(Saved entries)
§ §

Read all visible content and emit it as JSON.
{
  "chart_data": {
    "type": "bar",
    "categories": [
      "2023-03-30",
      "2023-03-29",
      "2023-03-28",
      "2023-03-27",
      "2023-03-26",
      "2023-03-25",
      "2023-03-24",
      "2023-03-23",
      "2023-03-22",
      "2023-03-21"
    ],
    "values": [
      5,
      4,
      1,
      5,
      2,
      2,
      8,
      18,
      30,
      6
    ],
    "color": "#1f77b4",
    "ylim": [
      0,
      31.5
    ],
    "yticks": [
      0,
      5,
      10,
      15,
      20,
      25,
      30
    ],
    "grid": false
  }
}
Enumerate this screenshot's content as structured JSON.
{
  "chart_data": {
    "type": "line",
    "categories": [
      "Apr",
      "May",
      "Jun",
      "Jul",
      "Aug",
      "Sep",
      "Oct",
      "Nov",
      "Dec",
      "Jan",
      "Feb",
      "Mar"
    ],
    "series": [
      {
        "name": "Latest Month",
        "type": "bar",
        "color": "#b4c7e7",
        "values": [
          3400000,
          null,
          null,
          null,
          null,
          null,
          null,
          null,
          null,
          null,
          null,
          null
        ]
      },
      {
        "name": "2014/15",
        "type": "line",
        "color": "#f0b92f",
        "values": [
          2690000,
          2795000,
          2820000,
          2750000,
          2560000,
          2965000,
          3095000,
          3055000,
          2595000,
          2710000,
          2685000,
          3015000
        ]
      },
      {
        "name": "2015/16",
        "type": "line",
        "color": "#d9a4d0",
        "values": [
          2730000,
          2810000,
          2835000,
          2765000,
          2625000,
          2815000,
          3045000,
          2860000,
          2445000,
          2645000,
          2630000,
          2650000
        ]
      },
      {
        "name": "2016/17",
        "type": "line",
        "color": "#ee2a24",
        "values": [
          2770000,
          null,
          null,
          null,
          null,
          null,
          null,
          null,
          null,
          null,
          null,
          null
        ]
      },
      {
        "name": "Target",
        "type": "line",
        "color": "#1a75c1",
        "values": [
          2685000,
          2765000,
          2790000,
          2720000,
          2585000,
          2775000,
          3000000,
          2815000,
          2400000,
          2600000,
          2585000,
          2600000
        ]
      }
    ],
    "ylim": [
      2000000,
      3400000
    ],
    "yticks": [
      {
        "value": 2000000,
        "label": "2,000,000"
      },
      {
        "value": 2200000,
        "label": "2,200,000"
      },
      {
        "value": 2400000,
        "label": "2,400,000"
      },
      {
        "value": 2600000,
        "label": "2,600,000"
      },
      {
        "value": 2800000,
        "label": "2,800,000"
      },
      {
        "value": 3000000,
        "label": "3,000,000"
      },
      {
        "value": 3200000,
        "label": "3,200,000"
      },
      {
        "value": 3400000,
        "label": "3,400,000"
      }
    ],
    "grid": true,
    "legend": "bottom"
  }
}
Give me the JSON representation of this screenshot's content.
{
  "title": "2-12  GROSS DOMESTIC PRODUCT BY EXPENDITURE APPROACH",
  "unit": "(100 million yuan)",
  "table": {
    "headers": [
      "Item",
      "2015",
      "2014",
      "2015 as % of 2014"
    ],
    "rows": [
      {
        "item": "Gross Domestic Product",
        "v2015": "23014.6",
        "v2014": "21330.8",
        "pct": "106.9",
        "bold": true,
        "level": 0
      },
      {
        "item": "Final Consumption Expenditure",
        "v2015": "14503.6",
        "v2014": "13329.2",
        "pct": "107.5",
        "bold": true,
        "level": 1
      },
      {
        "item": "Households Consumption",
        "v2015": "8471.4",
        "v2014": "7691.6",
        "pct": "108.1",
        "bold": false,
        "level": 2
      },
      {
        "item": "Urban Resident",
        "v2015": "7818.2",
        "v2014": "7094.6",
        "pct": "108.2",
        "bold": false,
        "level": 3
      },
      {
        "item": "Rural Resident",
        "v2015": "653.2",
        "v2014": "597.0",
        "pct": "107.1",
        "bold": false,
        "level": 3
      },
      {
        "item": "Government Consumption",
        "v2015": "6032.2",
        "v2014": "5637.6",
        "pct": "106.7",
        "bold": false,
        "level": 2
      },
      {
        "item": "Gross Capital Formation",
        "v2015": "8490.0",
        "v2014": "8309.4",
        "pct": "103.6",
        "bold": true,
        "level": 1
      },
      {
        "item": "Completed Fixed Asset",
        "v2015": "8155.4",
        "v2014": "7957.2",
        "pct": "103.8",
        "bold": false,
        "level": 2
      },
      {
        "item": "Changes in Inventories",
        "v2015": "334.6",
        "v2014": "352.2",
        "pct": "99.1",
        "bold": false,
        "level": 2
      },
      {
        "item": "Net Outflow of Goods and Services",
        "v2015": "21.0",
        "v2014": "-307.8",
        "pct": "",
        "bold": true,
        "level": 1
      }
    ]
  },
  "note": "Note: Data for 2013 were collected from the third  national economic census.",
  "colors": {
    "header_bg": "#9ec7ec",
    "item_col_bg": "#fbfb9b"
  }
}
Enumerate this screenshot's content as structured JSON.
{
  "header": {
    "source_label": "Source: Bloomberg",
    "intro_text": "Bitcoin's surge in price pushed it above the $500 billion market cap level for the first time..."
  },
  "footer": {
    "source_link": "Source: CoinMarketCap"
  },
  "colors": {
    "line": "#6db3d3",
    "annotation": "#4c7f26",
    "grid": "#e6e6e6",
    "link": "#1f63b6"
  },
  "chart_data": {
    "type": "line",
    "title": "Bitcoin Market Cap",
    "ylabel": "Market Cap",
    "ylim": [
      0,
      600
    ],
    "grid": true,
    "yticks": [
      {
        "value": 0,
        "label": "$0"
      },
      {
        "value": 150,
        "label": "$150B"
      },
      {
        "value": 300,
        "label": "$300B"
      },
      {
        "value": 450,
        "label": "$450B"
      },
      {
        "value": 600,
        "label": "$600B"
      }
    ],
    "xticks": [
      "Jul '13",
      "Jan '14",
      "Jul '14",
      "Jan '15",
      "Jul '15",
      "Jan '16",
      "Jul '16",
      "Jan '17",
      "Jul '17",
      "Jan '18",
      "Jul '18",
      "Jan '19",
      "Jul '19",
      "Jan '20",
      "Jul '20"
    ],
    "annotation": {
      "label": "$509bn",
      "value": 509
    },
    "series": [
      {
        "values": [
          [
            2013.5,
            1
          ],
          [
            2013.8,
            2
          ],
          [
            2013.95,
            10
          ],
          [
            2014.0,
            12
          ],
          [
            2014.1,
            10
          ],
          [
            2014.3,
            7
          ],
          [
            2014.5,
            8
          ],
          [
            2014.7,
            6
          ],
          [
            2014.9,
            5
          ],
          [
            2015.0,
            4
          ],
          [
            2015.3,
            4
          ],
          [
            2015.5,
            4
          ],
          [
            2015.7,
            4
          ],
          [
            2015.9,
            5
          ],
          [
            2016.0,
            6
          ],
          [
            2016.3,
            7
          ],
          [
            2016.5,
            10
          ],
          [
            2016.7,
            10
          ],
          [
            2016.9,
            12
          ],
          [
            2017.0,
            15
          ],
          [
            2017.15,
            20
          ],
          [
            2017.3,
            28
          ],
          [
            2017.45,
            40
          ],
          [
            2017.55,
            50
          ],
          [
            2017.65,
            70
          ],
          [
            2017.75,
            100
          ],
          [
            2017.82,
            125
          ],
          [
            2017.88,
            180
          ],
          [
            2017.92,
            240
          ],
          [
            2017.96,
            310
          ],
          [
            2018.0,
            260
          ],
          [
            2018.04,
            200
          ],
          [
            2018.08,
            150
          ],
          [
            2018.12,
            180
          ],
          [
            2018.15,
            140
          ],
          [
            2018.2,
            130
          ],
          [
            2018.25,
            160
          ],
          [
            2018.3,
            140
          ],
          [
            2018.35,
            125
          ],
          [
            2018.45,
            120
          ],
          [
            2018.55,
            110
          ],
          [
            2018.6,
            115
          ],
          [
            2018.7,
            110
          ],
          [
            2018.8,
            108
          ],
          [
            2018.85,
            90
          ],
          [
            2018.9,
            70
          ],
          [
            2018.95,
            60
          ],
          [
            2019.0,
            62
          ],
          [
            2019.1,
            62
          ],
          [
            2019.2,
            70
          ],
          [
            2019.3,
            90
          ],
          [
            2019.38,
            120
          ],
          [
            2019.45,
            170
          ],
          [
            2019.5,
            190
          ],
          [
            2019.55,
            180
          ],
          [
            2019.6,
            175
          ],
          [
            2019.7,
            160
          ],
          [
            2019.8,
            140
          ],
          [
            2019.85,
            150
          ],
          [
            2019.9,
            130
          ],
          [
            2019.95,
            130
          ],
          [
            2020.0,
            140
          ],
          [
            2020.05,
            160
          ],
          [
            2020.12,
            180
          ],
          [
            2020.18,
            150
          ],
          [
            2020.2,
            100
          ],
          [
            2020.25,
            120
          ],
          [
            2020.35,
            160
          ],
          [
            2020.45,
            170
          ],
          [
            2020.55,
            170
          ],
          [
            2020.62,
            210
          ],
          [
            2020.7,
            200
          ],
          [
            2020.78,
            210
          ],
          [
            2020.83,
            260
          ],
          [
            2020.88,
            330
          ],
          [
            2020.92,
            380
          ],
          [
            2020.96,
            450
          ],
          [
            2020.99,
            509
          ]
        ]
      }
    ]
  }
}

§ §

WHAT YOU WILL DO
Pick out all the lines with the word "name" in them and copy them.

FULL SOLUTION
        "name": "Latest Month",
        "name": "2014/15",
        "name": "2015/16",
        "name": "2016/17",
        "name": "Target",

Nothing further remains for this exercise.